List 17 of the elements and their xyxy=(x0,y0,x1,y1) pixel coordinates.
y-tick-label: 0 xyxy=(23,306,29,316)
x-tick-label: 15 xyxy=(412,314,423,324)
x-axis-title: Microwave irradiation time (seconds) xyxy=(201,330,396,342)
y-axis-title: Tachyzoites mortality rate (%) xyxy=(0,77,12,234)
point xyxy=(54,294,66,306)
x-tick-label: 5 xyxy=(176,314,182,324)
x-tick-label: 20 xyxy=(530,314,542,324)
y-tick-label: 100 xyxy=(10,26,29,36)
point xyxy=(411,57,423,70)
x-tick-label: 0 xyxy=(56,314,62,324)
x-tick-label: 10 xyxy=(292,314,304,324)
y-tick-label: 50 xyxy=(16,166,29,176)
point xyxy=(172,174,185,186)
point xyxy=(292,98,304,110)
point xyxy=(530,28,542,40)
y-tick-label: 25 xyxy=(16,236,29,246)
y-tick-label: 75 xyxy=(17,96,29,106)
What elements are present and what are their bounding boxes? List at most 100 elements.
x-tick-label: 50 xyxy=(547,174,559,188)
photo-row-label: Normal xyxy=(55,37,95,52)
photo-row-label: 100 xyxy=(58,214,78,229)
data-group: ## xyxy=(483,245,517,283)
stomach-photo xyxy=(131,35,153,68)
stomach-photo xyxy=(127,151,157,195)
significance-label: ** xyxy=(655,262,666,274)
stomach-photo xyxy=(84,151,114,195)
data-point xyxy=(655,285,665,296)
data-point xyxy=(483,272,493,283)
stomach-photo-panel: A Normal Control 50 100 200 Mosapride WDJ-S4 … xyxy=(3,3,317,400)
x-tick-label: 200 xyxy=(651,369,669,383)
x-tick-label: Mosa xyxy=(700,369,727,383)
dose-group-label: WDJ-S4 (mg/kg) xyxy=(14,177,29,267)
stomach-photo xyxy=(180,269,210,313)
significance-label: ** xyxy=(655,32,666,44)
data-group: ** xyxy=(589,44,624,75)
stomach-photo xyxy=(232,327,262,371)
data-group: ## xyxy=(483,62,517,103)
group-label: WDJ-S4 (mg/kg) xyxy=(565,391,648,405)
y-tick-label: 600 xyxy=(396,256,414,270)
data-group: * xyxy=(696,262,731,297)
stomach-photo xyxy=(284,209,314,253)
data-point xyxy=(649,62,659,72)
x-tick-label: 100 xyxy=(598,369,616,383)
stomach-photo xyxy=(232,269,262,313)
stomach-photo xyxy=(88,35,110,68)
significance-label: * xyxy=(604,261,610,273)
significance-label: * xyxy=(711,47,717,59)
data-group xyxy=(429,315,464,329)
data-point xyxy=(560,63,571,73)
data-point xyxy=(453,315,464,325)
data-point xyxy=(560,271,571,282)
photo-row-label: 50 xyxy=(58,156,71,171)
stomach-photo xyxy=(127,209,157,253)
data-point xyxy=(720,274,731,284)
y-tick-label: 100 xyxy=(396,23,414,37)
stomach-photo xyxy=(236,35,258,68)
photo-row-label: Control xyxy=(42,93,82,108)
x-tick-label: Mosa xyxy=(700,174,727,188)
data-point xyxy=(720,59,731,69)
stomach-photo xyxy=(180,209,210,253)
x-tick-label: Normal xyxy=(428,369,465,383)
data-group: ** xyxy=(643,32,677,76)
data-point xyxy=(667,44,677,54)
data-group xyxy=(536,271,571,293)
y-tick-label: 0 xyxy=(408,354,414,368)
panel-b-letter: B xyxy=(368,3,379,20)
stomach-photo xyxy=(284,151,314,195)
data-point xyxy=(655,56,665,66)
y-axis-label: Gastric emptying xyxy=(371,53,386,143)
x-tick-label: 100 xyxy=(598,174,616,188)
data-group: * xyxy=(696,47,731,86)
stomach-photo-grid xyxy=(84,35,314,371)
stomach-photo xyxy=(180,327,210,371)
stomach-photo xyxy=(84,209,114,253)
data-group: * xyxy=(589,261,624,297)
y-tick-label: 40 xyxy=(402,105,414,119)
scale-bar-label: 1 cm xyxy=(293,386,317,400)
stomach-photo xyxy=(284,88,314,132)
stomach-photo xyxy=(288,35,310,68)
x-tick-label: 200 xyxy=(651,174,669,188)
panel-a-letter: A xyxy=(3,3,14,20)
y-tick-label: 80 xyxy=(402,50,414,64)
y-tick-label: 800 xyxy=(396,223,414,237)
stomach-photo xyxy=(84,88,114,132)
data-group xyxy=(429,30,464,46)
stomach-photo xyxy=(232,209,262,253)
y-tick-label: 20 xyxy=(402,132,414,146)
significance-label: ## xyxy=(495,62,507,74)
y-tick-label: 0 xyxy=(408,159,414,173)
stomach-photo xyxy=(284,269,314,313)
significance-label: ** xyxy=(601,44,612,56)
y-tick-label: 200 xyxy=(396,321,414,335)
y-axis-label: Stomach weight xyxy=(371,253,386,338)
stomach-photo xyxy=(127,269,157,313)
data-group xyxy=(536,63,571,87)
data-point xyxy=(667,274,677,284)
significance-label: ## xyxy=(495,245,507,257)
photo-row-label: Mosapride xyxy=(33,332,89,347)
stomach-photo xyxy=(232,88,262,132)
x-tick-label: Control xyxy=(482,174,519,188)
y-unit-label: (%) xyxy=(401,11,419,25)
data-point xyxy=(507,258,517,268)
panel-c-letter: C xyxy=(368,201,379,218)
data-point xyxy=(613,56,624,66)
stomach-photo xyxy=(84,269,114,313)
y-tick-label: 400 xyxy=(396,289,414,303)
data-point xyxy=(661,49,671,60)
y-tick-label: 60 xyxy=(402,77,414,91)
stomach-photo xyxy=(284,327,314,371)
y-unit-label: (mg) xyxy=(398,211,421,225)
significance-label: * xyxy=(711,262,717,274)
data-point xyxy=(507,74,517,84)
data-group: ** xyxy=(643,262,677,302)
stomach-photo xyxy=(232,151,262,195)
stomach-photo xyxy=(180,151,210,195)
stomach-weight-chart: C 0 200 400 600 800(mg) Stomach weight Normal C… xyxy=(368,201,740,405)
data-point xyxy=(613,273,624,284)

*****

■ **What the task asks**: Please reproduce the entire listing above line by line, without changing a single character.

■ **Response to this task**:
List 17 of the elements and their xyxy=(x0,y0,x1,y1) pixel coordinates.
y-tick-label: 0 xyxy=(23,306,29,316)
x-tick-label: 15 xyxy=(412,314,423,324)
x-axis-title: Microwave irradiation time (seconds) xyxy=(201,330,396,342)
y-axis-title: Tachyzoites mortality rate (%) xyxy=(0,77,12,234)
point xyxy=(54,294,66,306)
x-tick-label: 5 xyxy=(176,314,182,324)
x-tick-label: 20 xyxy=(530,314,542,324)
y-tick-label: 100 xyxy=(10,26,29,36)
point xyxy=(411,57,423,70)
x-tick-label: 0 xyxy=(56,314,62,324)
x-tick-label: 10 xyxy=(292,314,304,324)
y-tick-label: 50 xyxy=(16,166,29,176)
point xyxy=(172,174,185,186)
point xyxy=(292,98,304,110)
point xyxy=(530,28,542,40)
y-tick-label: 25 xyxy=(16,236,29,246)
y-tick-label: 75 xyxy=(17,96,29,106)
What elements are present and what are their bounding boxes? List at most 100 elements.
x-tick-label: 50 xyxy=(547,174,559,188)
photo-row-label: Normal xyxy=(55,37,95,52)
photo-row-label: 100 xyxy=(58,214,78,229)
data-group: ## xyxy=(483,245,517,283)
stomach-photo xyxy=(131,35,153,68)
stomach-photo xyxy=(127,151,157,195)
significance-label: ** xyxy=(655,262,666,274)
stomach-photo xyxy=(84,151,114,195)
data-point xyxy=(655,285,665,296)
data-point xyxy=(483,272,493,283)
stomach-photo-panel: A Normal Control 50 100 200 Mosapride WDJ-S4 … xyxy=(3,3,317,400)
x-tick-label: 200 xyxy=(651,369,669,383)
x-tick-label: Mosa xyxy=(700,369,727,383)
dose-group-label: WDJ-S4 (mg/kg) xyxy=(14,177,29,267)
stomach-photo xyxy=(180,269,210,313)
significance-label: ** xyxy=(655,32,666,44)
data-group: ** xyxy=(589,44,624,75)
stomach-photo xyxy=(232,327,262,371)
data-group: ## xyxy=(483,62,517,103)
group-label: WDJ-S4 (mg/kg) xyxy=(565,391,648,405)
y-tick-label: 600 xyxy=(396,256,414,270)
data-group: * xyxy=(696,262,731,297)
stomach-photo xyxy=(284,209,314,253)
data-point xyxy=(649,62,659,72)
x-tick-label: 100 xyxy=(598,369,616,383)
stomach-photo xyxy=(232,269,262,313)
stomach-photo xyxy=(88,35,110,68)
significance-label: * xyxy=(604,261,610,273)
significance-label: * xyxy=(711,47,717,59)
data-group xyxy=(429,315,464,329)
data-point xyxy=(560,63,571,73)
data-point xyxy=(453,315,464,325)
data-point xyxy=(560,271,571,282)
photo-row-label: 50 xyxy=(58,156,71,171)
stomach-photo xyxy=(127,209,157,253)
data-point xyxy=(720,274,731,284)
y-tick-label: 100 xyxy=(396,23,414,37)
stomach-photo xyxy=(236,35,258,68)
photo-row-label: Control xyxy=(42,93,82,108)
x-tick-label: Mosa xyxy=(700,174,727,188)
data-point xyxy=(720,59,731,69)
stomach-photo xyxy=(180,209,210,253)
x-tick-label: Normal xyxy=(428,369,465,383)
data-group: ** xyxy=(643,32,677,76)
data-point xyxy=(667,44,677,54)
data-group xyxy=(536,271,571,293)
y-tick-label: 0 xyxy=(408,354,414,368)
panel-b-letter: B xyxy=(368,3,379,20)
stomach-photo xyxy=(284,151,314,195)
data-point xyxy=(655,56,665,66)
y-axis-label: Gastric emptying xyxy=(371,53,386,143)
x-tick-label: 100 xyxy=(598,174,616,188)
data-group: * xyxy=(696,47,731,86)
stomach-photo-grid xyxy=(84,35,314,371)
stomach-photo xyxy=(180,327,210,371)
stomach-photo xyxy=(84,209,114,253)
data-group: * xyxy=(589,261,624,297)
y-tick-label: 40 xyxy=(402,105,414,119)
scale-bar-label: 1 cm xyxy=(293,386,317,400)
stomach-photo xyxy=(284,88,314,132)
stomach-photo xyxy=(288,35,310,68)
x-tick-label: 200 xyxy=(651,174,669,188)
panel-a-letter: A xyxy=(3,3,14,20)
y-tick-label: 80 xyxy=(402,50,414,64)
y-tick-label: 800 xyxy=(396,223,414,237)
stomach-photo xyxy=(84,88,114,132)
data-group xyxy=(429,30,464,46)
stomach-photo xyxy=(232,209,262,253)
y-tick-label: 20 xyxy=(402,132,414,146)
significance-label: ## xyxy=(495,62,507,74)
y-tick-label: 0 xyxy=(408,159,414,173)
stomach-photo xyxy=(284,269,314,313)
significance-label: ** xyxy=(601,44,612,56)
y-tick-label: 200 xyxy=(396,321,414,335)
y-axis-label: Stomach weight xyxy=(371,253,386,338)
stomach-photo xyxy=(127,269,157,313)
data-group xyxy=(536,63,571,87)
data-point xyxy=(667,274,677,284)
significance-label: ## xyxy=(495,245,507,257)
photo-row-label: Mosapride xyxy=(33,332,89,347)
stomach-photo xyxy=(232,88,262,132)
x-tick-label: Control xyxy=(482,174,519,188)
y-unit-label: (%) xyxy=(401,11,419,25)
data-point xyxy=(507,258,517,268)
panel-c-letter: C xyxy=(368,201,379,218)
data-point xyxy=(613,56,624,66)
stomach-photo xyxy=(84,269,114,313)
y-tick-label: 400 xyxy=(396,289,414,303)
data-point xyxy=(661,49,671,60)
y-tick-label: 60 xyxy=(402,77,414,91)
stomach-photo xyxy=(284,327,314,371)
y-unit-label: (mg) xyxy=(398,211,421,225)
significance-label: * xyxy=(711,262,717,274)
data-point xyxy=(507,74,517,84)
data-group: ** xyxy=(643,262,677,302)
stomach-photo xyxy=(232,151,262,195)
stomach-photo xyxy=(180,151,210,195)
stomach-weight-chart: C 0 200 400 600 800(mg) Stomach weight Normal C… xyxy=(368,201,740,405)
data-point xyxy=(613,273,624,284)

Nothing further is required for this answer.